TASK DESCRIPTION – For each line below that contains the string "ningrami", copy that line.

>> Start EXTRACTED INFORMATION

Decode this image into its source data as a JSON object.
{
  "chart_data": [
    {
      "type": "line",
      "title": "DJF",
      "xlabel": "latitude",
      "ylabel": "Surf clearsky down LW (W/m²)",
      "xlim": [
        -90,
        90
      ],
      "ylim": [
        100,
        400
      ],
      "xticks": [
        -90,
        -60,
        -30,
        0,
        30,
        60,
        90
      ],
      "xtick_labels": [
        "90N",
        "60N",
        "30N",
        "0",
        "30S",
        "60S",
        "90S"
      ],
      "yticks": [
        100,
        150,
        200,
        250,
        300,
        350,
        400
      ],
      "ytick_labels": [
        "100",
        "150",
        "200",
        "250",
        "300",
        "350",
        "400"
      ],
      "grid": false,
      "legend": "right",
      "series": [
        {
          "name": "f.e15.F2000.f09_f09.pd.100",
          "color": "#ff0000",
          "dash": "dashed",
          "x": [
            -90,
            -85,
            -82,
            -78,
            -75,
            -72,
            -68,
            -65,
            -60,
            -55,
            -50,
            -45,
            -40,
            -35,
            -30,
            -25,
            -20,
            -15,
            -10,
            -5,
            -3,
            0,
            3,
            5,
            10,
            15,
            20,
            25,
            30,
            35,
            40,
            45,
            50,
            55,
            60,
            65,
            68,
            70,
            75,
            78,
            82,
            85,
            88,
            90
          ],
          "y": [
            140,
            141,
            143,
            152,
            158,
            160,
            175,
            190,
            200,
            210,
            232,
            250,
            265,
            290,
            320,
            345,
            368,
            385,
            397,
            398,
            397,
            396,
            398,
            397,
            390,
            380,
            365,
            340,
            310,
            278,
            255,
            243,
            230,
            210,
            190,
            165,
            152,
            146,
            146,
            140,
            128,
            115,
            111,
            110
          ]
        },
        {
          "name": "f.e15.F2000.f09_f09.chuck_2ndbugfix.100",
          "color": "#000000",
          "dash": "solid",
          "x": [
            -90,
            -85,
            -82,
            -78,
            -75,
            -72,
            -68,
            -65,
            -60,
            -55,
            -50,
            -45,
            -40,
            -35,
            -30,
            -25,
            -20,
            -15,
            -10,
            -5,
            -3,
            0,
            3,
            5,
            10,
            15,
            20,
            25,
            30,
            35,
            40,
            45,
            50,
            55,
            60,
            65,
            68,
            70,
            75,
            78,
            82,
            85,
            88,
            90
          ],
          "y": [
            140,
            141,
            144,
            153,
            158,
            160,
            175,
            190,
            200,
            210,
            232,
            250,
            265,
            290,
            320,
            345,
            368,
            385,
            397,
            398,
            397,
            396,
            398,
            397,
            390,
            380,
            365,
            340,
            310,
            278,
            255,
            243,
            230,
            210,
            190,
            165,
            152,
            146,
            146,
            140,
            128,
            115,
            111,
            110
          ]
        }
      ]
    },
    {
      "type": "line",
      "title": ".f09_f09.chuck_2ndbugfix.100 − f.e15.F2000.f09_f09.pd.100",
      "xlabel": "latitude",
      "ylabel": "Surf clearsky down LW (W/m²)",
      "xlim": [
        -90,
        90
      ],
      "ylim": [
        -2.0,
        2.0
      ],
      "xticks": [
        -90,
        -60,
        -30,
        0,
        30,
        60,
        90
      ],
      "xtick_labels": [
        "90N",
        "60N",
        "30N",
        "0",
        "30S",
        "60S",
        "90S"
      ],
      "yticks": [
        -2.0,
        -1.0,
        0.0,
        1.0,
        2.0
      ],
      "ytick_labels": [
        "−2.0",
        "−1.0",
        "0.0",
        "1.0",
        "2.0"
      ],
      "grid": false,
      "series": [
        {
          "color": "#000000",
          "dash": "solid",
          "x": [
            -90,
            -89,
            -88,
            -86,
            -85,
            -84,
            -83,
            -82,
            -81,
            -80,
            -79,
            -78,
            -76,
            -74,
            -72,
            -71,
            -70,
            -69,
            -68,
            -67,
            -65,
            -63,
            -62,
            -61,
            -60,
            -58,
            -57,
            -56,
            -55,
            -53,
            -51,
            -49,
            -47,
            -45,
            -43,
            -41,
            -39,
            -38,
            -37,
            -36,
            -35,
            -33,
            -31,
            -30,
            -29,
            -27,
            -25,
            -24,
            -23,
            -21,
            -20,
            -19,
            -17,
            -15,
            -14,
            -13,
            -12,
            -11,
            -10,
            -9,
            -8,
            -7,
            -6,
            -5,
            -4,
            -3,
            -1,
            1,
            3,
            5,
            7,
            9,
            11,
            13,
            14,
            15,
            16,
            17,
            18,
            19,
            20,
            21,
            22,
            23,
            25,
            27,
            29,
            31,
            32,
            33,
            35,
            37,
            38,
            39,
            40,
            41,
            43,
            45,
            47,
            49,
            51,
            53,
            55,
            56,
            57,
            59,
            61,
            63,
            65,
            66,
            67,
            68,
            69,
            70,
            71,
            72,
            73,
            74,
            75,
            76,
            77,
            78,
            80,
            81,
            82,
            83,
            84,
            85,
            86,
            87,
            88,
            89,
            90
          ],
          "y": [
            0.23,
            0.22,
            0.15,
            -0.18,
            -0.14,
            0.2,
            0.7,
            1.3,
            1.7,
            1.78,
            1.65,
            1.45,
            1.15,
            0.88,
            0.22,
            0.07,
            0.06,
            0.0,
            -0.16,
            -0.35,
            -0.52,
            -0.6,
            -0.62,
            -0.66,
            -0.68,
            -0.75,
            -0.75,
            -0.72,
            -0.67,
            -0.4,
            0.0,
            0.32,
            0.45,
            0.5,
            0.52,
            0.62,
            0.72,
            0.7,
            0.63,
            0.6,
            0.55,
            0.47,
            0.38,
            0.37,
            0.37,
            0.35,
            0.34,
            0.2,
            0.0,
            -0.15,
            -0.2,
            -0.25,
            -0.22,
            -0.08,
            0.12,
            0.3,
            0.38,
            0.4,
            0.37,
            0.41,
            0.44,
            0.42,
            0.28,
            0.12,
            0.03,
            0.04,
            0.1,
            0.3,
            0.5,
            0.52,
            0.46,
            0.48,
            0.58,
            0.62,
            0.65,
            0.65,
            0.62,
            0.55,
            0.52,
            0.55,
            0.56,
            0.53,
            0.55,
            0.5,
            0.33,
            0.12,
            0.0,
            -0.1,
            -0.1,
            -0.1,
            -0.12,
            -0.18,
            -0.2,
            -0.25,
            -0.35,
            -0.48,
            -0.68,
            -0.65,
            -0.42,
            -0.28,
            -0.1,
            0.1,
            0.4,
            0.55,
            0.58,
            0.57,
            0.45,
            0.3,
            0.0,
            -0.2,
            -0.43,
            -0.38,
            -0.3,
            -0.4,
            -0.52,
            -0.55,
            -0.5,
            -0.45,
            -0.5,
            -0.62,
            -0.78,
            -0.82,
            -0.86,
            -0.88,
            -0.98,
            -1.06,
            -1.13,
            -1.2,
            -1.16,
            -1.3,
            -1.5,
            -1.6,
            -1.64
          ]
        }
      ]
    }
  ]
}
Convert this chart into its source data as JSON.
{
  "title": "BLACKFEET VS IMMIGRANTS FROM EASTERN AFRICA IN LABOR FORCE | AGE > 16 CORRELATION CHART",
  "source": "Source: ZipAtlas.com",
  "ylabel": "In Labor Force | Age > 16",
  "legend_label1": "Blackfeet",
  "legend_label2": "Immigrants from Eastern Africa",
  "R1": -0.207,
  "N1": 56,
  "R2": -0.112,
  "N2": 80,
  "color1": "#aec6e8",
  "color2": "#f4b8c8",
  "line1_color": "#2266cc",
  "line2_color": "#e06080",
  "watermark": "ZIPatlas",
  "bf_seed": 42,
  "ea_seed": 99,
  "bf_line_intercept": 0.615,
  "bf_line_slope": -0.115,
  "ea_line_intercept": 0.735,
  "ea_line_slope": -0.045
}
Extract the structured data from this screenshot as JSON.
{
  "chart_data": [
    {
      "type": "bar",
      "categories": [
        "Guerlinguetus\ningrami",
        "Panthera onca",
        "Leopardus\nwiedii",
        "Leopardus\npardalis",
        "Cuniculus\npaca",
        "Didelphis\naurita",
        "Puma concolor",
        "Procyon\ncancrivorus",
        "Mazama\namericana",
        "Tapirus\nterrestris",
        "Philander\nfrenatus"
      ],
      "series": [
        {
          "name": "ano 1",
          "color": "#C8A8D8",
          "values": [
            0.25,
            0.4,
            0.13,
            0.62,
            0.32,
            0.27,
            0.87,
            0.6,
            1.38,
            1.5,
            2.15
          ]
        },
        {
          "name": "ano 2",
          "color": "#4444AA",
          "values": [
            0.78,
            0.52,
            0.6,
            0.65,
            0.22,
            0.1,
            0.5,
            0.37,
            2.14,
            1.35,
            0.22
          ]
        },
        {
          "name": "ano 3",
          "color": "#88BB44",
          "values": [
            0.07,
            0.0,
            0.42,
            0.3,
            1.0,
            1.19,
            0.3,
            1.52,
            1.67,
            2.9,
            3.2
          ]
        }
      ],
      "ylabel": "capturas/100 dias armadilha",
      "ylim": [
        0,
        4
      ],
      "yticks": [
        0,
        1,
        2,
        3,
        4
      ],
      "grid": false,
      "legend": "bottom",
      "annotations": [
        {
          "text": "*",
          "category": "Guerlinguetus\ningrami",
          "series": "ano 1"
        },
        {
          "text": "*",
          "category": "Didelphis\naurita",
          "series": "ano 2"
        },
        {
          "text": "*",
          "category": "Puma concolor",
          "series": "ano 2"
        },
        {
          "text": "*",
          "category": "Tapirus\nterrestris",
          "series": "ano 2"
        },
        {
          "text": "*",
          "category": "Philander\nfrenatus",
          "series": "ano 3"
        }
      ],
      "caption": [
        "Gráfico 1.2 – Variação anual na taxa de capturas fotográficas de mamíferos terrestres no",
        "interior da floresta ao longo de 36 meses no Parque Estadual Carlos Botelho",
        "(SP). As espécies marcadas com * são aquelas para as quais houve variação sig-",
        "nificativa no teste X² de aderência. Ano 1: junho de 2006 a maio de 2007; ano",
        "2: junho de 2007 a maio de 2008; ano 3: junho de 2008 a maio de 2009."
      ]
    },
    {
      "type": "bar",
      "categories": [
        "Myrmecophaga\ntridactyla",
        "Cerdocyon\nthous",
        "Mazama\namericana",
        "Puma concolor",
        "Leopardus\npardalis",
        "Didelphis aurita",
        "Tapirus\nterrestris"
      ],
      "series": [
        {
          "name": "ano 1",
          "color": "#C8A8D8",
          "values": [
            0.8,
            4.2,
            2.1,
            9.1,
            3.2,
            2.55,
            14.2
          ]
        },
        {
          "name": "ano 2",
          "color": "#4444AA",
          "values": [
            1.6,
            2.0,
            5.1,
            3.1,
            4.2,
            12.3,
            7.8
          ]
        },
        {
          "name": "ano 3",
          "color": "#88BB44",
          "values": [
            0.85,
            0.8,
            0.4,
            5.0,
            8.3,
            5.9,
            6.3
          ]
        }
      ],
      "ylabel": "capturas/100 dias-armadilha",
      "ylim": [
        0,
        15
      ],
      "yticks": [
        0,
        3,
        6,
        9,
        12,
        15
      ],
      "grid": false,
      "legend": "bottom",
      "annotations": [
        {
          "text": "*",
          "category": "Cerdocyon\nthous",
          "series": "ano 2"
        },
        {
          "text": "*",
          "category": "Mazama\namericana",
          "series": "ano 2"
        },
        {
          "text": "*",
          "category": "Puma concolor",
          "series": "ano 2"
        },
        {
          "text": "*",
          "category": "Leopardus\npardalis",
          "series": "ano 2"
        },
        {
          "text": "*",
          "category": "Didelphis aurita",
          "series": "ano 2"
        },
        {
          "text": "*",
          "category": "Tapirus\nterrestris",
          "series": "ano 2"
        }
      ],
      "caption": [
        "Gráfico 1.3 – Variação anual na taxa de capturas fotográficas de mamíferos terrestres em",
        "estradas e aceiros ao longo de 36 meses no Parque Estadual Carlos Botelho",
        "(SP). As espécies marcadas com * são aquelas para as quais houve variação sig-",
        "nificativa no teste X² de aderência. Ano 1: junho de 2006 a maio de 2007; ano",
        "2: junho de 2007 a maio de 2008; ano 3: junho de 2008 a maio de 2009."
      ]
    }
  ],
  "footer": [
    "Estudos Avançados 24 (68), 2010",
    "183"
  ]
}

>> End EXTRACTED INFORMATION

SOLUTION FOR THIS TASK –
        "Guerlinguetus\ningrami",
          "category": "Guerlinguetus\ningrami",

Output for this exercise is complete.